#### Objective
Transcribe the records below exactly as they appear.

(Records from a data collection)
--*--

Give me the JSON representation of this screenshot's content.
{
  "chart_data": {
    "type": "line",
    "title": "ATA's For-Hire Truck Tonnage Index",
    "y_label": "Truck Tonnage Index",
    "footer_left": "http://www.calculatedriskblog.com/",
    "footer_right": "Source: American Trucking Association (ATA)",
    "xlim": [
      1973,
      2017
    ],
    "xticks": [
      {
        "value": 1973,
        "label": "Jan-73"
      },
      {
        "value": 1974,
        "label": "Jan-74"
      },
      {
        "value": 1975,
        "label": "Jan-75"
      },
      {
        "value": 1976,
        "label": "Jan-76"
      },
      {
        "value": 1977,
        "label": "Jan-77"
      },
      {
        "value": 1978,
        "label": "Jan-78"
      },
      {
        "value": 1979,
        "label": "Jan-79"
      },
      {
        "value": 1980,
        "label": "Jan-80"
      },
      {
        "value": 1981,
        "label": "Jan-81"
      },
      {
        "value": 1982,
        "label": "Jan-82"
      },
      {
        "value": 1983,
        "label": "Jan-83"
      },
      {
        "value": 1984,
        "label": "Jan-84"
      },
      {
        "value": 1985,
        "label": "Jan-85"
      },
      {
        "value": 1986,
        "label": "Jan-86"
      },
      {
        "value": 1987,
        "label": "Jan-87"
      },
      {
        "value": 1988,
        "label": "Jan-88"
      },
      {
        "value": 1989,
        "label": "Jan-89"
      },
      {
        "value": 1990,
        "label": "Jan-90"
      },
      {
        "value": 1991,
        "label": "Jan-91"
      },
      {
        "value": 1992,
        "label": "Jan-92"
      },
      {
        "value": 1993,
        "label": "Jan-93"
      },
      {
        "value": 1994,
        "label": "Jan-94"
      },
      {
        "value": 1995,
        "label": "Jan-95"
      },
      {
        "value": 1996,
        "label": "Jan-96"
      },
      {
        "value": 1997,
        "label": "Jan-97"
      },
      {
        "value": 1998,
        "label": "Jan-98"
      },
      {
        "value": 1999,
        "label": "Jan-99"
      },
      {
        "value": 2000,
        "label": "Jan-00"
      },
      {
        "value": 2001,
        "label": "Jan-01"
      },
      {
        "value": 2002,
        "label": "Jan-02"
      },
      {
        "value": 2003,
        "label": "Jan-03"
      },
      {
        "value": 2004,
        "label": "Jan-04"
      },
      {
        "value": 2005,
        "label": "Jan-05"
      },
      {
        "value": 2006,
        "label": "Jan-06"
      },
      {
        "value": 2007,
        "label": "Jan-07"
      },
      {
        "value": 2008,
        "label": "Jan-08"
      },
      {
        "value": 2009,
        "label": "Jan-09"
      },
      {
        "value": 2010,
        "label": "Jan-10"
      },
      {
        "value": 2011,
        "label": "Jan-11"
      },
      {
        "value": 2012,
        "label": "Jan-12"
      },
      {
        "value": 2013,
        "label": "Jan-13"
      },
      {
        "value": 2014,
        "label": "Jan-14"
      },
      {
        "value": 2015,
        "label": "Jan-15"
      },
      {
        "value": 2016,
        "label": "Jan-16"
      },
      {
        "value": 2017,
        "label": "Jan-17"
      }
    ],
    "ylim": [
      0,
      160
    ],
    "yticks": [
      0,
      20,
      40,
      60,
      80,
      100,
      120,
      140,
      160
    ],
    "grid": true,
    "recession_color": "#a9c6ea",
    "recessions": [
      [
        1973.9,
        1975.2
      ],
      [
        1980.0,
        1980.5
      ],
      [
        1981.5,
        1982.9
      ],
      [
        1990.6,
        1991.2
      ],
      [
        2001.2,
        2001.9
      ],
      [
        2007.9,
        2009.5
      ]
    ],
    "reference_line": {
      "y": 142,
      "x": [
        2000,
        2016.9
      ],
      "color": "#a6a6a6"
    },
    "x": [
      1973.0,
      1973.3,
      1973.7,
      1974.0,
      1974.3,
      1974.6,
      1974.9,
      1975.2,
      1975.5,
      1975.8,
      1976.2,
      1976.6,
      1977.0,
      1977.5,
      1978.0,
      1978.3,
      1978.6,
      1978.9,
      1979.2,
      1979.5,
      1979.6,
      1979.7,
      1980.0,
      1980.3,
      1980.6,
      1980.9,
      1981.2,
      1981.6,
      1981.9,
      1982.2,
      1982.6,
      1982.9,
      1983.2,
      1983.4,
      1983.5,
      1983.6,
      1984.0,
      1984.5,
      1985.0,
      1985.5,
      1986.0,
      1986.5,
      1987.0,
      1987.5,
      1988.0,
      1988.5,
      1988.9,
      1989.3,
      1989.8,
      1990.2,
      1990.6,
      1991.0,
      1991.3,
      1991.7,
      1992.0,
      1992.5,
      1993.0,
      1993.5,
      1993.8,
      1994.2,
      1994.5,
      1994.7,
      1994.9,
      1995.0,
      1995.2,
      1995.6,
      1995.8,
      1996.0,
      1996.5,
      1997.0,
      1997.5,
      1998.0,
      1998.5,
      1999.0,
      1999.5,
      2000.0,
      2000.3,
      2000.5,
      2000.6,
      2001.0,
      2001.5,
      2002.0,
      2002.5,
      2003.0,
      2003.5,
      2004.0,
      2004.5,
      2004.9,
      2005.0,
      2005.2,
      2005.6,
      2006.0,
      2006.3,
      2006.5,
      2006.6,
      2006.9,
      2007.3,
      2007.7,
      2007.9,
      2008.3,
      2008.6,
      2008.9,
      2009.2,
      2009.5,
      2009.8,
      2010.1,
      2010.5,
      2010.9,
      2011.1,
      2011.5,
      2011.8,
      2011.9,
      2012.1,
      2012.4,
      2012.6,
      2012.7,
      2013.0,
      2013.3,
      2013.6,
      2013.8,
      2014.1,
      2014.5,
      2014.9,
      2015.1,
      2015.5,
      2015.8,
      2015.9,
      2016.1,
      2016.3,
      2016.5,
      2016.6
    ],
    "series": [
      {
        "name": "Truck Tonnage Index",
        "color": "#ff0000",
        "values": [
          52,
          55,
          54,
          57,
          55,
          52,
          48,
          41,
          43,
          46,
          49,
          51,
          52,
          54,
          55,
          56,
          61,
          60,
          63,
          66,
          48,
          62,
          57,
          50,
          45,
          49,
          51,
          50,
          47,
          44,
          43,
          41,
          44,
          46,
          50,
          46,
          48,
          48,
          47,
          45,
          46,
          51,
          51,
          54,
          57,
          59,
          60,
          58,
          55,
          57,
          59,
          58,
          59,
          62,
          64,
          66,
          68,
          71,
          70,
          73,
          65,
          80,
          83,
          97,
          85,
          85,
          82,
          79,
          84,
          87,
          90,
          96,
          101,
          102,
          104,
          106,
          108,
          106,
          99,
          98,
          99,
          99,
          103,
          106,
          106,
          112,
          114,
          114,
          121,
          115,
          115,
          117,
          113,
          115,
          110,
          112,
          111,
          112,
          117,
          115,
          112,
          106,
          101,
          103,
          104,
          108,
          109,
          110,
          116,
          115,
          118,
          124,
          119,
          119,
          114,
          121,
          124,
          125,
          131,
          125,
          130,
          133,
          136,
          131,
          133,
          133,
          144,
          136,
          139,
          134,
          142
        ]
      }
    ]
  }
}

--*--

#### Full response
Give me the JSON representation of this screenshot's content.
{
  "chart_data": {
    "type": "line",
    "title": "ATA's For-Hire Truck Tonnage Index",
    "y_label": "Truck Tonnage Index",
    "footer_left": "http://www.calculatedriskblog.com/",
    "footer_right": "Source: American Trucking Association (ATA)",
    "xlim": [
      1973,
      2017
    ],
    "xticks": [
      {
        "value": 1973,
        "label": "Jan-73"
      },
      {
        "value": 1974,
        "label": "Jan-74"
      },
      {
        "value": 1975,
        "label": "Jan-75"
      },
      {
        "value": 1976,
        "label": "Jan-76"
      },
      {
        "value": 1977,
        "label": "Jan-77"
      },
      {
        "value": 1978,
        "label": "Jan-78"
      },
      {
        "value": 1979,
        "label": "Jan-79"
      },
      {
        "value": 1980,
        "label": "Jan-80"
      },
      {
        "value": 1981,
        "label": "Jan-81"
      },
      {
        "value": 1982,
        "label": "Jan-82"
      },
      {
        "value": 1983,
        "label": "Jan-83"
      },
      {
        "value": 1984,
        "label": "Jan-84"
      },
      {
        "value": 1985,
        "label": "Jan-85"
      },
      {
        "value": 1986,
        "label": "Jan-86"
      },
      {
        "value": 1987,
        "label": "Jan-87"
      },
      {
        "value": 1988,
        "label": "Jan-88"
      },
      {
        "value": 1989,
        "label": "Jan-89"
      },
      {
        "value": 1990,
        "label": "Jan-90"
      },
      {
        "value": 1991,
        "label": "Jan-91"
      },
      {
        "value": 1992,
        "label": "Jan-92"
      },
      {
        "value": 1993,
        "label": "Jan-93"
      },
      {
        "value": 1994,
        "label": "Jan-94"
      },
      {
        "value": 1995,
        "label": "Jan-95"
      },
      {
        "value": 1996,
        "label": "Jan-96"
      },
      {
        "value": 1997,
        "label": "Jan-97"
      },
      {
        "value": 1998,
        "label": "Jan-98"
      },
      {
        "value": 1999,
        "label": "Jan-99"
      },
      {
        "value": 2000,
        "label": "Jan-00"
      },
      {
        "value": 2001,
        "label": "Jan-01"
      },
      {
        "value": 2002,
        "label": "Jan-02"
      },
      {
        "value": 2003,
        "label": "Jan-03"
      },
      {
        "value": 2004,
        "label": "Jan-04"
      },
      {
        "value": 2005,
        "label": "Jan-05"
      },
      {
        "value": 2006,
        "label": "Jan-06"
      },
      {
        "value": 2007,
        "label": "Jan-07"
      },
      {
        "value": 2008,
        "label": "Jan-08"
      },
      {
        "value": 2009,
        "label": "Jan-09"
      },
      {
        "value": 2010,
        "label": "Jan-10"
      },
      {
        "value": 2011,
        "label": "Jan-11"
      },
      {
        "value": 2012,
        "label": "Jan-12"
      },
      {
        "value": 2013,
        "label": "Jan-13"
      },
      {
        "value": 2014,
        "label": "Jan-14"
      },
      {
        "value": 2015,
        "label": "Jan-15"
      },
      {
        "value": 2016,
        "label": "Jan-16"
      },
      {
        "value": 2017,
        "label": "Jan-17"
      }
    ],
    "ylim": [
      0,
      160
    ],
    "yticks": [
      0,
      20,
      40,
      60,
      80,
      100,
      120,
      140,
      160
    ],
    "grid": true,
    "recession_color": "#a9c6ea",
    "recessions": [
      [
        1973.9,
        1975.2
      ],
      [
        1980.0,
        1980.5
      ],
      [
        1981.5,
        1982.9
      ],
      [
        1990.6,
        1991.2
      ],
      [
        2001.2,
        2001.9
      ],
      [
        2007.9,
        2009.5
      ]
    ],
    "reference_line": {
      "y": 142,
      "x": [
        2000,
        2016.9
      ],
      "color": "#a6a6a6"
    },
    "x": [
      1973.0,
      1973.3,
      1973.7,
      1974.0,
      1974.3,
      1974.6,
      1974.9,
      1975.2,
      1975.5,
      1975.8,
      1976.2,
      1976.6,
      1977.0,
      1977.5,
      1978.0,
      1978.3,
      1978.6,
      1978.9,
      1979.2,
      1979.5,
      1979.6,
      1979.7,
      1980.0,
      1980.3,
      1980.6,
      1980.9,
      1981.2,
      1981.6,
      1981.9,
      1982.2,
      1982.6,
      1982.9,
      1983.2,
      1983.4,
      1983.5,
      1983.6,
      1984.0,
      1984.5,
      1985.0,
      1985.5,
      1986.0,
      1986.5,
      1987.0,
      1987.5,
      1988.0,
      1988.5,
      1988.9,
      1989.3,
      1989.8,
      1990.2,
      1990.6,
      1991.0,
      1991.3,
      1991.7,
      1992.0,
      1992.5,
      1993.0,
      1993.5,
      1993.8,
      1994.2,
      1994.5,
      1994.7,
      1994.9,
      1995.0,
      1995.2,
      1995.6,
      1995.8,
      1996.0,
      1996.5,
      1997.0,
      1997.5,
      1998.0,
      1998.5,
      1999.0,
      1999.5,
      2000.0,
      2000.3,
      2000.5,
      2000.6,
      2001.0,
      2001.5,
      2002.0,
      2002.5,
      2003.0,
      2003.5,
      2004.0,
      2004.5,
      2004.9,
      2005.0,
      2005.2,
      2005.6,
      2006.0,
      2006.3,
      2006.5,
      2006.6,
      2006.9,
      2007.3,
      2007.7,
      2007.9,
      2008.3,
      2008.6,
      2008.9,
      2009.2,
      2009.5,
      2009.8,
      2010.1,
      2010.5,
      2010.9,
      2011.1,
      2011.5,
      2011.8,
      2011.9,
      2012.1,
      2012.4,
      2012.6,
      2012.7,
      2013.0,
      2013.3,
      2013.6,
      2013.8,
      2014.1,
      2014.5,
      2014.9,
      2015.1,
      2015.5,
      2015.8,
      2015.9,
      2016.1,
      2016.3,
      2016.5,
      2016.6
    ],
    "series": [
      {
        "name": "Truck Tonnage Index",
        "color": "#ff0000",
        "values": [
          52,
          55,
          54,
          57,
          55,
          52,
          48,
          41,
          43,
          46,
          49,
          51,
          52,
          54,
          55,
          56,
          61,
          60,
          63,
          66,
          48,
          62,
          57,
          50,
          45,
          49,
          51,
          50,
          47,
          44,
          43,
          41,
          44,
          46,
          50,
          46,
          48,
          48,
          47,
          45,
          46,
          51,
          51,
          54,
          57,
          59,
          60,
          58,
          55,
          57,
          59,
          58,
          59,
          62,
          64,
          66,
          68,
          71,
          70,
          73,
          65,
          80,
          83,
          97,
          85,
          85,
          82,
          79,
          84,
          87,
          90,
          96,
          101,
          102,
          104,
          106,
          108,
          106,
          99,
          98,
          99,
          99,
          103,
          106,
          106,
          112,
          114,
          114,
          121,
          115,
          115,
          117,
          113,
          115,
          110,
          112,
          111,
          112,
          117,
          115,
          112,
          106,
          101,
          103,
          104,
          108,
          109,
          110,
          116,
          115,
          118,
          124,
          119,
          119,
          114,
          121,
          124,
          125,
          131,
          125,
          130,
          133,
          136,
          131,
          133,
          133,
          144,
          136,
          139,
          134,
          142
        ]
      }
    ]
  }
}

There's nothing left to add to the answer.